### Task to carry out
Write the data below out exactly as it stands. Do not include the pictures.

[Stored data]
================================
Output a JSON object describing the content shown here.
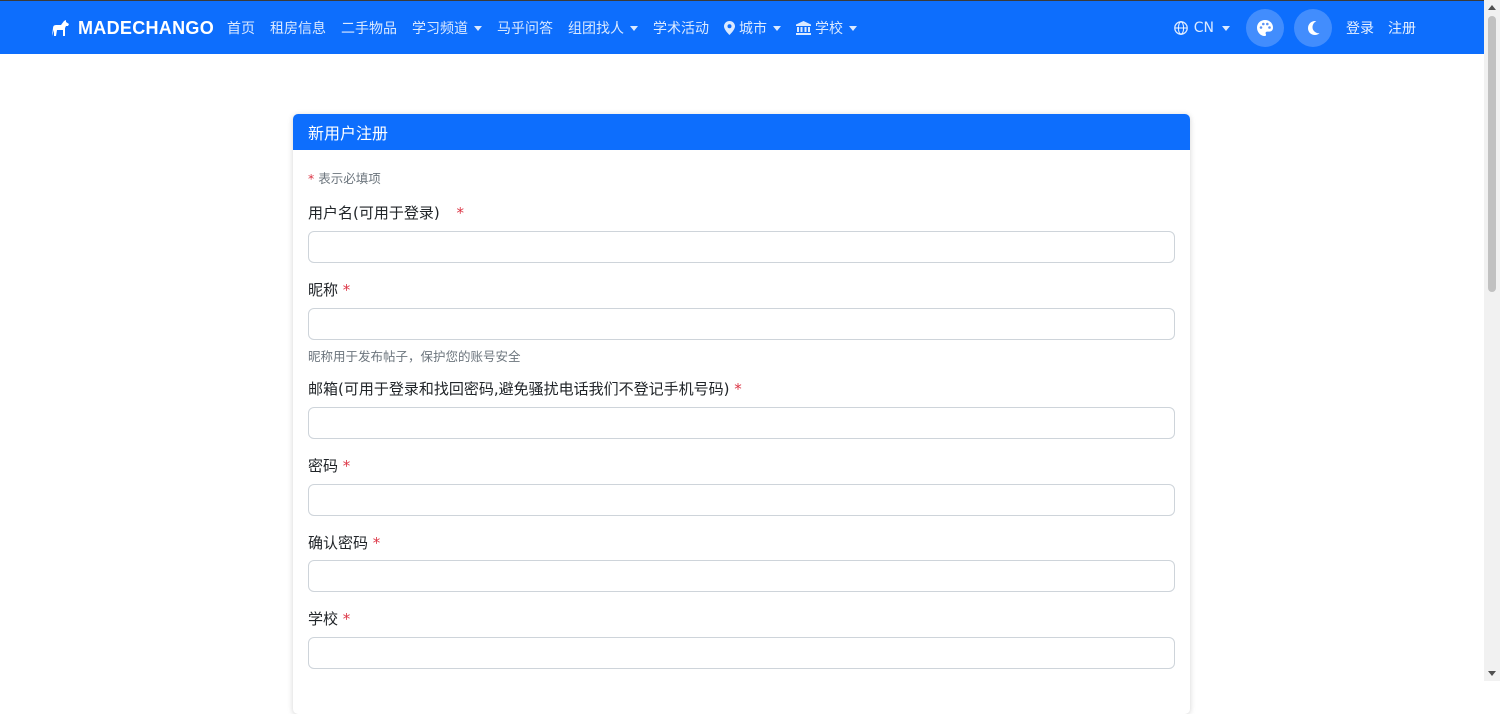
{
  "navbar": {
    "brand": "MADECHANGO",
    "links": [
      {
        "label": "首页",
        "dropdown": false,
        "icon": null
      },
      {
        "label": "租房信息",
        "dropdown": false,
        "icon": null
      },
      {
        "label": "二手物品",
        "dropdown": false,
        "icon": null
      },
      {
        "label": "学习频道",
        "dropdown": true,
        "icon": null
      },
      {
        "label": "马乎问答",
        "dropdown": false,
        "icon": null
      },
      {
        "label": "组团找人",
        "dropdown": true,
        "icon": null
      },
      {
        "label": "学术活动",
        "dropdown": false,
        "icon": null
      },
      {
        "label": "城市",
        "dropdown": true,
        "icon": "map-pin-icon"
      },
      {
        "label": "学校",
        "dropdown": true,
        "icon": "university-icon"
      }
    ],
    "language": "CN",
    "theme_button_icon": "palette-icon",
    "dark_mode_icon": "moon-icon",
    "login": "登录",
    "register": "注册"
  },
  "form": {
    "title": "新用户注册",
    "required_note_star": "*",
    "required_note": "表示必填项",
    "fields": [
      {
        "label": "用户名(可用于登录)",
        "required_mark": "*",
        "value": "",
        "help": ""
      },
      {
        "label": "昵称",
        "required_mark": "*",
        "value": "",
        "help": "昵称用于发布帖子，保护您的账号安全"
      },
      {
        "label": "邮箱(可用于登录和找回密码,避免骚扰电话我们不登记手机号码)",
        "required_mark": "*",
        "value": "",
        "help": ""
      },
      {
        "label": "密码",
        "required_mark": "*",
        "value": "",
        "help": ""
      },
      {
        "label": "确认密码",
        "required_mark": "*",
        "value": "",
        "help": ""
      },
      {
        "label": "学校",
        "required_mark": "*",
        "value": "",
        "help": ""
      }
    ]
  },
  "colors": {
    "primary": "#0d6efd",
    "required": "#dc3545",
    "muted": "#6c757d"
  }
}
================================
### Final result
Output a JSON object describing the content shown here.
{
  "navbar": {
    "brand": "MADECHANGO",
    "links": [
      {
        "label": "首页",
        "dropdown": false,
        "icon": null
      },
      {
        "label": "租房信息",
        "dropdown": false,
        "icon": null
      },
      {
        "label": "二手物品",
        "dropdown": false,
        "icon": null
      },
      {
        "label": "学习频道",
        "dropdown": true,
        "icon": null
      },
      {
        "label": "马乎问答",
        "dropdown": false,
        "icon": null
      },
      {
        "label": "组团找人",
        "dropdown": true,
        "icon": null
      },
      {
        "label": "学术活动",
        "dropdown": false,
        "icon": null
      },
      {
        "label": "城市",
        "dropdown": true,
        "icon": "map-pin-icon"
      },
      {
        "label": "学校",
        "dropdown": true,
        "icon": "university-icon"
      }
    ],
    "language": "CN",
    "theme_button_icon": "palette-icon",
    "dark_mode_icon": "moon-icon",
    "login": "登录",
    "register": "注册"
  },
  "form": {
    "title": "新用户注册",
    "required_note_star": "*",
    "required_note": "表示必填项",
    "fields": [
      {
        "label": "用户名(可用于登录)",
        "required_mark": "*",
        "value": "",
        "help": ""
      },
      {
        "label": "昵称",
        "required_mark": "*",
        "value": "",
        "help": "昵称用于发布帖子，保护您的账号安全"
      },
      {
        "label": "邮箱(可用于登录和找回密码,避免骚扰电话我们不登记手机号码)",
        "required_mark": "*",
        "value": "",
        "help": ""
      },
      {
        "label": "密码",
        "required_mark": "*",
        "value": "",
        "help": ""
      },
      {
        "label": "确认密码",
        "required_mark": "*",
        "value": "",
        "help": ""
      },
      {
        "label": "学校",
        "required_mark": "*",
        "value": "",
        "help": ""
      }
    ]
  },
  "colors": {
    "primary": "#0d6efd",
    "required": "#dc3545",
    "muted": "#6c757d"
  }
}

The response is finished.